What the task requires:
Return the rows unchanged, beginning with the one that contains "Output each element" and ending with the one that contains "panel-letter-a: A [191,43,206,65]", both included.

Entries provided:
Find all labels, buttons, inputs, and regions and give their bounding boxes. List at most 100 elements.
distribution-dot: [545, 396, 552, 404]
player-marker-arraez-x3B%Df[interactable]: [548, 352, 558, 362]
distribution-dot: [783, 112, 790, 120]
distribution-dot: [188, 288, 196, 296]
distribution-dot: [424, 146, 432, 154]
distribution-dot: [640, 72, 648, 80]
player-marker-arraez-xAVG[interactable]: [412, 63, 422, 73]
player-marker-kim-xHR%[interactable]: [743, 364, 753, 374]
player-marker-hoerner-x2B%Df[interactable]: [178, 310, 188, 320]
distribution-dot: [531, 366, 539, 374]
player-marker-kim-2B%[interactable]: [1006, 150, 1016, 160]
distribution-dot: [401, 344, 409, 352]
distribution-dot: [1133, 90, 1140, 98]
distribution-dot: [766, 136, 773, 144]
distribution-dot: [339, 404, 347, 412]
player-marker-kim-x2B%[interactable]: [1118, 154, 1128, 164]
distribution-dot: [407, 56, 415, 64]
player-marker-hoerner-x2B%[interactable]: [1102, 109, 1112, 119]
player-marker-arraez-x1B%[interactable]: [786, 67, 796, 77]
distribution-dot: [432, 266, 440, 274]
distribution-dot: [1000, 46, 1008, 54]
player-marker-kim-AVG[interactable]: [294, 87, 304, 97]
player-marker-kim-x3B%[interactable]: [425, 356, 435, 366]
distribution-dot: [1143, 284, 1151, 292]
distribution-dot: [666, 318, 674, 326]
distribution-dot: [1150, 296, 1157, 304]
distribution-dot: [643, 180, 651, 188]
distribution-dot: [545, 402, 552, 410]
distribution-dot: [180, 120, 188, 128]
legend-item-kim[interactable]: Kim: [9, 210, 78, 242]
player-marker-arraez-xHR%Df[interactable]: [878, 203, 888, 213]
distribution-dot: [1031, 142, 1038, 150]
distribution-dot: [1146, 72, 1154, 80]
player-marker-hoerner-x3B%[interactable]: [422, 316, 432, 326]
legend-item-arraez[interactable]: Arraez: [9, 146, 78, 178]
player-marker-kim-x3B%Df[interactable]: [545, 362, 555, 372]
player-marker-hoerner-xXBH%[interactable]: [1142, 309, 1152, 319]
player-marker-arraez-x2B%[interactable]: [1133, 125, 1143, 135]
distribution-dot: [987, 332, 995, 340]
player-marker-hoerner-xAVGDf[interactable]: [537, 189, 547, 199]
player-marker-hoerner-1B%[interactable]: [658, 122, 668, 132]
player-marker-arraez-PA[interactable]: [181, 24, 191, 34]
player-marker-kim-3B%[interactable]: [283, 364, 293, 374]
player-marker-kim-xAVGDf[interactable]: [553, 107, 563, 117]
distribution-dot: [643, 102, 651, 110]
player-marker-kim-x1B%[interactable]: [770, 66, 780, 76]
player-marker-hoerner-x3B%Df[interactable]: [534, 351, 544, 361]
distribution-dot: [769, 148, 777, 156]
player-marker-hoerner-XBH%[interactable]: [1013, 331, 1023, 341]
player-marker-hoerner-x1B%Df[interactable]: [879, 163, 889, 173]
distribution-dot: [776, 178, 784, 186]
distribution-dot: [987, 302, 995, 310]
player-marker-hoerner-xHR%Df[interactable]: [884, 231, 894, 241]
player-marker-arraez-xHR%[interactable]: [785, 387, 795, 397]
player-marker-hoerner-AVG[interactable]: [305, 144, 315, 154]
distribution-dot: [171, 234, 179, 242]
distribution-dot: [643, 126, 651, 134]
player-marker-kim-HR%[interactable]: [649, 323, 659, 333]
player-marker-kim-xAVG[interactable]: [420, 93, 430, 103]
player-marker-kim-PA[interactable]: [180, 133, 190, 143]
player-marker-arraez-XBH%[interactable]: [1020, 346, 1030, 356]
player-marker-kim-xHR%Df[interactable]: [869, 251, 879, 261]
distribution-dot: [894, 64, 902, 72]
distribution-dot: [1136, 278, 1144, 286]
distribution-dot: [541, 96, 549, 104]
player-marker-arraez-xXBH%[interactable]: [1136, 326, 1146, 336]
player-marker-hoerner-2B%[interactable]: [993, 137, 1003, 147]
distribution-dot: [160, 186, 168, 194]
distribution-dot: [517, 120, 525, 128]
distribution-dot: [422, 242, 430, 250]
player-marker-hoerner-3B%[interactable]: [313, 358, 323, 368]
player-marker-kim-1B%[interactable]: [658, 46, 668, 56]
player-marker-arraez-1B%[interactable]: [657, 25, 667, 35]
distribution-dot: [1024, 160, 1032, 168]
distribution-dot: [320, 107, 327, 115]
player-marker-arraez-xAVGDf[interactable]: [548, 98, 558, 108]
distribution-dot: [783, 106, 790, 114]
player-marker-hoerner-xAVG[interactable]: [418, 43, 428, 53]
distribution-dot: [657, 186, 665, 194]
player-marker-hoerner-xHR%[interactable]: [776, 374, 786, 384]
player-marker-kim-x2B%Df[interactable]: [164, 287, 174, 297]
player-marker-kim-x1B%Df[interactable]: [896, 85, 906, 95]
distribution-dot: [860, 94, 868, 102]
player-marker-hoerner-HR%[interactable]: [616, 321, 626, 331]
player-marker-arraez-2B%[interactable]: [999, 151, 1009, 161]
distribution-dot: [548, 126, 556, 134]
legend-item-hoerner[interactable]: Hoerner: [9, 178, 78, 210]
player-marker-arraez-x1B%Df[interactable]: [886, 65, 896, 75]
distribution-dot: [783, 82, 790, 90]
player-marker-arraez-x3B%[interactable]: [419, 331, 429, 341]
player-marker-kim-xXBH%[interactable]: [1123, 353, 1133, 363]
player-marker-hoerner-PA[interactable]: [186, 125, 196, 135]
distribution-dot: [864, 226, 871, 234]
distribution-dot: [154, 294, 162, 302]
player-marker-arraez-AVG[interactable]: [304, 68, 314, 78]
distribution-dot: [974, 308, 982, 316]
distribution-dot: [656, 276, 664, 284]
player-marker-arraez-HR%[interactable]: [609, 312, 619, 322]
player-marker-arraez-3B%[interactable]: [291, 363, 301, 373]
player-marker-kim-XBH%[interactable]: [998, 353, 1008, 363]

==

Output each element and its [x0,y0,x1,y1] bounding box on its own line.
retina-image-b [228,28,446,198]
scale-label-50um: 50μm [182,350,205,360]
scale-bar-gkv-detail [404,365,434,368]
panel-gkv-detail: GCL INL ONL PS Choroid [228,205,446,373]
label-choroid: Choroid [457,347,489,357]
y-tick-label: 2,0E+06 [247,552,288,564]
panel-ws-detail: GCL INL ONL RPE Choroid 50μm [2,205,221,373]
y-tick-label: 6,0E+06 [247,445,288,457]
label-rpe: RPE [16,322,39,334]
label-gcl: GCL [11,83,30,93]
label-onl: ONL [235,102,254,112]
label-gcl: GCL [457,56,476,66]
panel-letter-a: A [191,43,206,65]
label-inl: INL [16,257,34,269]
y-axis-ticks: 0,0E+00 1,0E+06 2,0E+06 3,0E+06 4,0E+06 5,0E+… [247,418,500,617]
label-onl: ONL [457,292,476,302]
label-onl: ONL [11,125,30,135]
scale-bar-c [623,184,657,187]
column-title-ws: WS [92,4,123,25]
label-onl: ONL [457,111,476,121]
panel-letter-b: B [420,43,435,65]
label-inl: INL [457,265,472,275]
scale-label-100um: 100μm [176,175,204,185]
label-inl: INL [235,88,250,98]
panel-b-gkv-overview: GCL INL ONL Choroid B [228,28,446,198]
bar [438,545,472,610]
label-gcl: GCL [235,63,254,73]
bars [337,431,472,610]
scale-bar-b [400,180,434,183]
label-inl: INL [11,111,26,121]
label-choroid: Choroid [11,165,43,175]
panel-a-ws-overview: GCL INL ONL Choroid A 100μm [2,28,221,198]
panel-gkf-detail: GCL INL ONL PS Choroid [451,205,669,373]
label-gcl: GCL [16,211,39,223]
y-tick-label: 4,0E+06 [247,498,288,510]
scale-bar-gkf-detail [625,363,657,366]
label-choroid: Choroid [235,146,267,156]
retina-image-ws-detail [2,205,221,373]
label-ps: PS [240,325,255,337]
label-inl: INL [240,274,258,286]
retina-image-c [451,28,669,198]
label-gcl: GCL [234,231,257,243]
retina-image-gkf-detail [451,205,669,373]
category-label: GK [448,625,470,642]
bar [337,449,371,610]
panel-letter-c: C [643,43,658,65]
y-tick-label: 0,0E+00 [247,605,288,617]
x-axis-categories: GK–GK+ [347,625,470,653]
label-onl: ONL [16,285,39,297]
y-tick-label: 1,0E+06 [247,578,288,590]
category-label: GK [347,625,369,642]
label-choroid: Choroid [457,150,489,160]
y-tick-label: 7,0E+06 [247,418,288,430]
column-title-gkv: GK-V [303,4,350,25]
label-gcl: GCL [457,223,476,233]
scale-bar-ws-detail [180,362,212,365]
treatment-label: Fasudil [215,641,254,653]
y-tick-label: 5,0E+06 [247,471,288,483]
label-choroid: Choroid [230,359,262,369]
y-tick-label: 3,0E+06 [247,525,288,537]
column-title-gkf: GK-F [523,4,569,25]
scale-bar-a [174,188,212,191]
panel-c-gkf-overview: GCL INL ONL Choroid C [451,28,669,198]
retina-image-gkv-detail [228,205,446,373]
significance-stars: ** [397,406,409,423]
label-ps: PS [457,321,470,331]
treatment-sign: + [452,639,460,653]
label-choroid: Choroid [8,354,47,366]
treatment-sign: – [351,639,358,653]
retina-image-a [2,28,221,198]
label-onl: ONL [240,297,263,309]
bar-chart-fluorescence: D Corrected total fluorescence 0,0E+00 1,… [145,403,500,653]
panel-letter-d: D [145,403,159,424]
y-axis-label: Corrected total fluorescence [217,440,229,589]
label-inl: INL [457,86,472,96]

Task solution:
Output each element and its [x0,y0,x1,y1] bounding box on its own line.
retina-image-b [228,28,446,198]
scale-label-50um: 50μm [182,350,205,360]
scale-bar-gkv-detail [404,365,434,368]
panel-gkv-detail: GCL INL ONL PS Choroid [228,205,446,373]
label-choroid: Choroid [457,347,489,357]
y-tick-label: 2,0E+06 [247,552,288,564]
panel-ws-detail: GCL INL ONL RPE Choroid 50μm [2,205,221,373]
y-tick-label: 6,0E+06 [247,445,288,457]
label-rpe: RPE [16,322,39,334]
label-gcl: GCL [11,83,30,93]
label-onl: ONL [235,102,254,112]
label-gcl: GCL [457,56,476,66]
panel-letter-a: A [191,43,206,65]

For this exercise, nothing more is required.